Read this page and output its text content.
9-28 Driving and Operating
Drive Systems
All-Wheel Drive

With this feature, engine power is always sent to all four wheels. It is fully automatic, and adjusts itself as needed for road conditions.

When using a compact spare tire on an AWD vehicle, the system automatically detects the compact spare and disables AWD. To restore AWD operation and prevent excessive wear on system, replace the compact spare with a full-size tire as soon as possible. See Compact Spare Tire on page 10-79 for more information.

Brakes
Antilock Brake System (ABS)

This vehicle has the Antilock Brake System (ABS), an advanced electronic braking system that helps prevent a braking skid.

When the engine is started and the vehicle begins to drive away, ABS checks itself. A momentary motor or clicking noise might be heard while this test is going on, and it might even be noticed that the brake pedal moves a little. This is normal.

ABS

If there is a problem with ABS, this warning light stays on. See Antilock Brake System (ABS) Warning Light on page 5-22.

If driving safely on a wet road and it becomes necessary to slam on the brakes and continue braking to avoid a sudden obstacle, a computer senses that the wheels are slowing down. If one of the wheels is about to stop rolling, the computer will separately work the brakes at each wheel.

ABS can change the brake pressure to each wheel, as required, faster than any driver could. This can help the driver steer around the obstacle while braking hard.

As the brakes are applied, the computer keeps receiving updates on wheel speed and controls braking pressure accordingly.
***
__EXERCISE DETAILS__
Print every record above exactly as written.

__PROBLEM SOLUTION__
Read this page and output its text content.
9-28 Driving and Operating
Drive Systems
All-Wheel Drive

With this feature, engine power is always sent to all four wheels. It is fully automatic, and adjusts itself as needed for road conditions.

When using a compact spare tire on an AWD vehicle, the system automatically detects the compact spare and disables AWD. To restore AWD operation and prevent excessive wear on system, replace the compact spare with a full-size tire as soon as possible. See Compact Spare Tire on page 10-79 for more information.

Brakes
Antilock Brake System (ABS)

This vehicle has the Antilock Brake System (ABS), an advanced electronic braking system that helps prevent a braking skid.

When the engine is started and the vehicle begins to drive away, ABS checks itself. A momentary motor or clicking noise might be heard while this test is going on, and it might even be noticed that the brake pedal moves a little. This is normal.

ABS

If there is a problem with ABS, this warning light stays on. See Antilock Brake System (ABS) Warning Light on page 5-22.

If driving safely on a wet road and it becomes necessary to slam on the brakes and continue braking to avoid a sudden obstacle, a computer senses that the wheels are slowing down. If one of the wheels is about to stop rolling, the computer will separately work the brakes at each wheel.

ABS can change the brake pressure to each wheel, as required, faster than any driver could. This can help the driver steer around the obstacle while braking hard.

As the brakes are applied, the computer keeps receiving updates on wheel speed and controls braking pressure accordingly.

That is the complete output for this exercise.